>> START Supplied information

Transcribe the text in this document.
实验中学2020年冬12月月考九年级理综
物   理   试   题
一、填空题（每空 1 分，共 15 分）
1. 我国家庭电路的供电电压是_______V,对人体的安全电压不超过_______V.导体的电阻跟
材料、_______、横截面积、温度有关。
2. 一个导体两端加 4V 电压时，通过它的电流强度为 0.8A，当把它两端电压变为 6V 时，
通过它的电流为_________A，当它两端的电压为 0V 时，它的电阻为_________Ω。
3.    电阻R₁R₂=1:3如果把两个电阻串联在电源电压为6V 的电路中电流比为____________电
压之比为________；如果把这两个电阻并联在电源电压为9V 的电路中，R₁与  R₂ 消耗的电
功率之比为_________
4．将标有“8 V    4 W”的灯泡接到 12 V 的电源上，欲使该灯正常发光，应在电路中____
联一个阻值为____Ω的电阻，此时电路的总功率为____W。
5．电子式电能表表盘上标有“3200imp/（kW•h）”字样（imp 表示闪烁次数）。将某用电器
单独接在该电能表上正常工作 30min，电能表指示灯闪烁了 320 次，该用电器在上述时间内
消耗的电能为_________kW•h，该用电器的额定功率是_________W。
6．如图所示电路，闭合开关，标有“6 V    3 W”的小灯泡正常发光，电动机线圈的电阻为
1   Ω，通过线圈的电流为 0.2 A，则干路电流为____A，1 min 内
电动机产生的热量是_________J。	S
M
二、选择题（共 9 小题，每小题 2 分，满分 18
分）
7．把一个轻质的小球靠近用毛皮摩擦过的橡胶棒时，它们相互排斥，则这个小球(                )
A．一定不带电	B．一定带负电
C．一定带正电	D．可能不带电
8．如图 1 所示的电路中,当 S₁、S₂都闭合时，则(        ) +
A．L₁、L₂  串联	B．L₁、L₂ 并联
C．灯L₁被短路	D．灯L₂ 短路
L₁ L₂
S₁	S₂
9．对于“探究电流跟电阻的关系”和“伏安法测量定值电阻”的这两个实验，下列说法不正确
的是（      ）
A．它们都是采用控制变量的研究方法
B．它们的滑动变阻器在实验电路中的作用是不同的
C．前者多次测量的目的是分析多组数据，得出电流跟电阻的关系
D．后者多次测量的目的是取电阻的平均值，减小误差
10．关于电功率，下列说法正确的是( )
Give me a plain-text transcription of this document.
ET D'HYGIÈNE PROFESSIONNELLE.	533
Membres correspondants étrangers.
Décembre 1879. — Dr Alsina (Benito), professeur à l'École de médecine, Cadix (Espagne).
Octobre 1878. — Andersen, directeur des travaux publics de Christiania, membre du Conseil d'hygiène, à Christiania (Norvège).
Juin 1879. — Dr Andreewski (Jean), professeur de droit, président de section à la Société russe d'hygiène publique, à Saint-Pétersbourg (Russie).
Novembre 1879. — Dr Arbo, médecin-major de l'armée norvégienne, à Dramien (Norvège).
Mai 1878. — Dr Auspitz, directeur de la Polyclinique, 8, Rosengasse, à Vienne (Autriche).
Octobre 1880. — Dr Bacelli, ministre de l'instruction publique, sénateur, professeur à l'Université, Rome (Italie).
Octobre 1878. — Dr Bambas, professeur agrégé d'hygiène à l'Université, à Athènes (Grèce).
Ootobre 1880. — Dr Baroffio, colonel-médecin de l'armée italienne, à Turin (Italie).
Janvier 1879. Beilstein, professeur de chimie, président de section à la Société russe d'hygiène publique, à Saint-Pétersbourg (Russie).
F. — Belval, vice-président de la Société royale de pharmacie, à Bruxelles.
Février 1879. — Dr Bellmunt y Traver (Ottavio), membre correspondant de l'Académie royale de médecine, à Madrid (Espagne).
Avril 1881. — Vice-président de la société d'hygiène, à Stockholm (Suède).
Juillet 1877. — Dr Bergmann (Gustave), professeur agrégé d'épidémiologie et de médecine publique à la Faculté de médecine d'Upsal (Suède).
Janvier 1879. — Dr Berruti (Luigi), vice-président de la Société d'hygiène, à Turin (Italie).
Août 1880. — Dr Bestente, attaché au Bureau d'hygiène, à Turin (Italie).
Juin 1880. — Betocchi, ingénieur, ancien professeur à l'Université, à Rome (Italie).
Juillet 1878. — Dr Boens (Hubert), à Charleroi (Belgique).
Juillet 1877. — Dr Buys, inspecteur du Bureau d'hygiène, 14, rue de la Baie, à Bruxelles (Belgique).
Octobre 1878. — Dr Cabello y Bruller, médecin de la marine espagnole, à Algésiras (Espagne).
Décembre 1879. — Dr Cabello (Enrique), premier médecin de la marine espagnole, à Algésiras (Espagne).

>> END Supplied information

Reproduce each entry word for word.

Transcribe the text in this document.
实验中学2020年冬12月月考九年级理综
物   理   试   题
一、填空题（每空 1 分，共 15 分）
1. 我国家庭电路的供电电压是_______V,对人体的安全电压不超过_______V.导体的电阻跟
材料、_______、横截面积、温度有关。
2. 一个导体两端加 4V 电压时，通过它的电流强度为 0.8A，当把它两端电压变为 6V 时，
通过它的电流为_________A，当它两端的电压为 0V 时，它的电阻为_________Ω。
3.    电阻R₁R₂=1:3如果把两个电阻串联在电源电压为6V 的电路中电流比为____________电
压之比为________；如果把这两个电阻并联在电源电压为9V 的电路中，R₁与  R₂ 消耗的电
功率之比为_________
4．将标有“8 V    4 W”的灯泡接到 12 V 的电源上，欲使该灯正常发光，应在电路中____
联一个阻值为____Ω的电阻，此时电路的总功率为____W。
5．电子式电能表表盘上标有“3200imp/（kW•h）”字样（imp 表示闪烁次数）。将某用电器
单独接在该电能表上正常工作 30min，电能表指示灯闪烁了 320 次，该用电器在上述时间内
消耗的电能为_________kW•h，该用电器的额定功率是_________W。
6．如图所示电路，闭合开关，标有“6 V    3 W”的小灯泡正常发光，电动机线圈的电阻为
1   Ω，通过线圈的电流为 0.2 A，则干路电流为____A，1 min 内
电动机产生的热量是_________J。	S
M
二、选择题（共 9 小题，每小题 2 分，满分 18
分）
7．把一个轻质的小球靠近用毛皮摩擦过的橡胶棒时，它们相互排斥，则这个小球(                )
A．一定不带电	B．一定带负电
C．一定带正电	D．可能不带电
8．如图 1 所示的电路中,当 S₁、S₂都闭合时，则(        ) +
A．L₁、L₂  串联	B．L₁、L₂ 并联
C．灯L₁被短路	D．灯L₂ 短路
L₁ L₂
S₁	S₂
9．对于“探究电流跟电阻的关系”和“伏安法测量定值电阻”的这两个实验，下列说法不正确
的是（      ）
A．它们都是采用控制变量的研究方法
B．它们的滑动变阻器在实验电路中的作用是不同的
C．前者多次测量的目的是分析多组数据，得出电流跟电阻的关系
D．后者多次测量的目的是取电阻的平均值，减小误差
10．关于电功率，下列说法正确的是( )
Give me a plain-text transcription of this document.
ET D'HYGIÈNE PROFESSIONNELLE.	533
Membres correspondants étrangers.
Décembre 1879. — Dr Alsina (Benito), professeur à l'École de médecine, Cadix (Espagne).
Octobre 1878. — Andersen, directeur des travaux publics de Christiania, membre du Conseil d'hygiène, à Christiania (Norvège).
Juin 1879. — Dr Andreewski (Jean), professeur de droit, président de section à la Société russe d'hygiène publique, à Saint-Pétersbourg (Russie).
Novembre 1879. — Dr Arbo, médecin-major de l'armée norvégienne, à Dramien (Norvège).
Mai 1878. — Dr Auspitz, directeur de la Polyclinique, 8, Rosengasse, à Vienne (Autriche).
Octobre 1880. — Dr Bacelli, ministre de l'instruction publique, sénateur, professeur à l'Université, Rome (Italie).
Octobre 1878. — Dr Bambas, professeur agrégé d'hygiène à l'Université, à Athènes (Grèce).
Ootobre 1880. — Dr Baroffio, colonel-médecin de l'armée italienne, à Turin (Italie).
Janvier 1879. Beilstein, professeur de chimie, président de section à la Société russe d'hygiène publique, à Saint-Pétersbourg (Russie).
F. — Belval, vice-président de la Société royale de pharmacie, à Bruxelles.
Février 1879. — Dr Bellmunt y Traver (Ottavio), membre correspondant de l'Académie royale de médecine, à Madrid (Espagne).
Avril 1881. — Vice-président de la société d'hygiène, à Stockholm (Suède).
Juillet 1877. — Dr Bergmann (Gustave), professeur agrégé d'épidémiologie et de médecine publique à la Faculté de médecine d'Upsal (Suède).
Janvier 1879. — Dr Berruti (Luigi), vice-président de la Société d'hygiène, à Turin (Italie).
Août 1880. — Dr Bestente, attaché au Bureau d'hygiène, à Turin (Italie).
Juin 1880. — Betocchi, ingénieur, ancien professeur à l'Université, à Rome (Italie).
Juillet 1878. — Dr Boens (Hubert), à Charleroi (Belgique).
Juillet 1877. — Dr Buys, inspecteur du Bureau d'hygiène, 14, rue de la Baie, à Bruxelles (Belgique).
Octobre 1878. — Dr Cabello y Bruller, médecin de la marine espagnole, à Algésiras (Espagne).
Décembre 1879. — Dr Cabello (Enrique), premier médecin de la marine espagnole, à Algésiras (Espagne).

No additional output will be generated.